Goal of the exercise ->
Make an exact copy of all the records.

Data excerpts ->
○ ○ ○ ○ ○

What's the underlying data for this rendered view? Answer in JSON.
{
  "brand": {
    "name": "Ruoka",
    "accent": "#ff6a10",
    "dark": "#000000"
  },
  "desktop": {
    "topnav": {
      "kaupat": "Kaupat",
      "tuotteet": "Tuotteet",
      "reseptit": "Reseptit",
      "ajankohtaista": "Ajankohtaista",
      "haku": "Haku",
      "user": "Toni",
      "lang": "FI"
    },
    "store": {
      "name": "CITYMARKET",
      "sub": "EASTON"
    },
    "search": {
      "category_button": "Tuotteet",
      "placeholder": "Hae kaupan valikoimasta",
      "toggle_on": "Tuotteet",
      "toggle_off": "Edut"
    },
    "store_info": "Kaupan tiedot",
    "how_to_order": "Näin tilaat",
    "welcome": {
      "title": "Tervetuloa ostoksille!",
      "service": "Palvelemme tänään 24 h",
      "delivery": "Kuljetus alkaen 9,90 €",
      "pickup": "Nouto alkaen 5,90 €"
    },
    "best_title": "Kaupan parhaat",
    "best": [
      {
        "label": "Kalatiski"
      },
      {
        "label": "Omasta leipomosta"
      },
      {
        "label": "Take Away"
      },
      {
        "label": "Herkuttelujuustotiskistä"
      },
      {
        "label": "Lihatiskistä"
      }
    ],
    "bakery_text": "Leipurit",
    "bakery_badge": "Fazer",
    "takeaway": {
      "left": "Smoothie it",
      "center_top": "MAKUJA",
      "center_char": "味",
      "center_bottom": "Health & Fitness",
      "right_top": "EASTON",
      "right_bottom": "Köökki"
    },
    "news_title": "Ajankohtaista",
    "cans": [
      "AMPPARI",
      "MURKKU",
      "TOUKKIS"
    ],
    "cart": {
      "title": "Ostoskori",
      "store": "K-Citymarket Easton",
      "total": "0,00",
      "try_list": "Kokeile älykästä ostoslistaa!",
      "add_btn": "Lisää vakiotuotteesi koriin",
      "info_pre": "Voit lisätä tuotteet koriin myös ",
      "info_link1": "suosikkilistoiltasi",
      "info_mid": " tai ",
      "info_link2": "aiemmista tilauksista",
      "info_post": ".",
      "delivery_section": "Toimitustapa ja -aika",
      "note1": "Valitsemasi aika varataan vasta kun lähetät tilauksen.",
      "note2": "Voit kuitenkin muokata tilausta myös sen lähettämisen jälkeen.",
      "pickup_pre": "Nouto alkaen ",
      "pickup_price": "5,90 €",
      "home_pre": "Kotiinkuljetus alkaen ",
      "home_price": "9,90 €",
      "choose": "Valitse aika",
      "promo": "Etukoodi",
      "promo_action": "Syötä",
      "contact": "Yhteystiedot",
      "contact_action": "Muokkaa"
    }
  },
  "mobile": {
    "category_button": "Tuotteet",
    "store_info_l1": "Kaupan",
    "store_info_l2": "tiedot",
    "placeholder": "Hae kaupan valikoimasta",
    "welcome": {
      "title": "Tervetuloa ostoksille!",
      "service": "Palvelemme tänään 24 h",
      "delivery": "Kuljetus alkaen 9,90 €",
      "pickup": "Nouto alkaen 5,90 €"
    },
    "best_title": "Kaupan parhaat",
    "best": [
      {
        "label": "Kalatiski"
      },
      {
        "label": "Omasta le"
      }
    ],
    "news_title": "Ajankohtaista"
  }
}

○ ○ ○ ○ ○

Written solution ->
What's the underlying data for this rendered view? Answer in JSON.
{
  "brand": {
    "name": "Ruoka",
    "accent": "#ff6a10",
    "dark": "#000000"
  },
  "desktop": {
    "topnav": {
      "kaupat": "Kaupat",
      "tuotteet": "Tuotteet",
      "reseptit": "Reseptit",
      "ajankohtaista": "Ajankohtaista",
      "haku": "Haku",
      "user": "Toni",
      "lang": "FI"
    },
    "store": {
      "name": "CITYMARKET",
      "sub": "EASTON"
    },
    "search": {
      "category_button": "Tuotteet",
      "placeholder": "Hae kaupan valikoimasta",
      "toggle_on": "Tuotteet",
      "toggle_off": "Edut"
    },
    "store_info": "Kaupan tiedot",
    "how_to_order": "Näin tilaat",
    "welcome": {
      "title": "Tervetuloa ostoksille!",
      "service": "Palvelemme tänään 24 h",
      "delivery": "Kuljetus alkaen 9,90 €",
      "pickup": "Nouto alkaen 5,90 €"
    },
    "best_title": "Kaupan parhaat",
    "best": [
      {
        "label": "Kalatiski"
      },
      {
        "label": "Omasta leipomosta"
      },
      {
        "label": "Take Away"
      },
      {
        "label": "Herkuttelujuustotiskistä"
      },
      {
        "label": "Lihatiskistä"
      }
    ],
    "bakery_text": "Leipurit",
    "bakery_badge": "Fazer",
    "takeaway": {
      "left": "Smoothie it",
      "center_top": "MAKUJA",
      "center_char": "味",
      "center_bottom": "Health & Fitness",
      "right_top": "EASTON",
      "right_bottom": "Köökki"
    },
    "news_title": "Ajankohtaista",
    "cans": [
      "AMPPARI",
      "MURKKU",
      "TOUKKIS"
    ],
    "cart": {
      "title": "Ostoskori",
      "store": "K-Citymarket Easton",
      "total": "0,00",
      "try_list": "Kokeile älykästä ostoslistaa!",
      "add_btn": "Lisää vakiotuotteesi koriin",
      "info_pre": "Voit lisätä tuotteet koriin myös ",
      "info_link1": "suosikkilistoiltasi",
      "info_mid": " tai ",
      "info_link2": "aiemmista tilauksista",
      "info_post": ".",
      "delivery_section": "Toimitustapa ja -aika",
      "note1": "Valitsemasi aika varataan vasta kun lähetät tilauksen.",
      "note2": "Voit kuitenkin muokata tilausta myös sen lähettämisen jälkeen.",
      "pickup_pre": "Nouto alkaen ",
      "pickup_price": "5,90 €",
      "home_pre": "Kotiinkuljetus alkaen ",
      "home_price": "9,90 €",
      "choose": "Valitse aika",
      "promo": "Etukoodi",
      "promo_action": "Syötä",
      "contact": "Yhteystiedot",
      "contact_action": "Muokkaa"
    }
  },
  "mobile": {
    "category_button": "Tuotteet",
    "store_info_l1": "Kaupan",
    "store_info_l2": "tiedot",
    "placeholder": "Hae kaupan valikoimasta",
    "welcome": {
      "title": "Tervetuloa ostoksille!",
      "service": "Palvelemme tänään 24 h",
      "delivery": "Kuljetus alkaen 9,90 €",
      "pickup": "Nouto alkaen 5,90 €"
    },
    "best_title": "Kaupan parhaat",
    "best": [
      {
        "label": "Kalatiski"
      },
      {
        "label": "Omasta le"
      }
    ],
    "news_title": "Ajankohtaista"
  }
}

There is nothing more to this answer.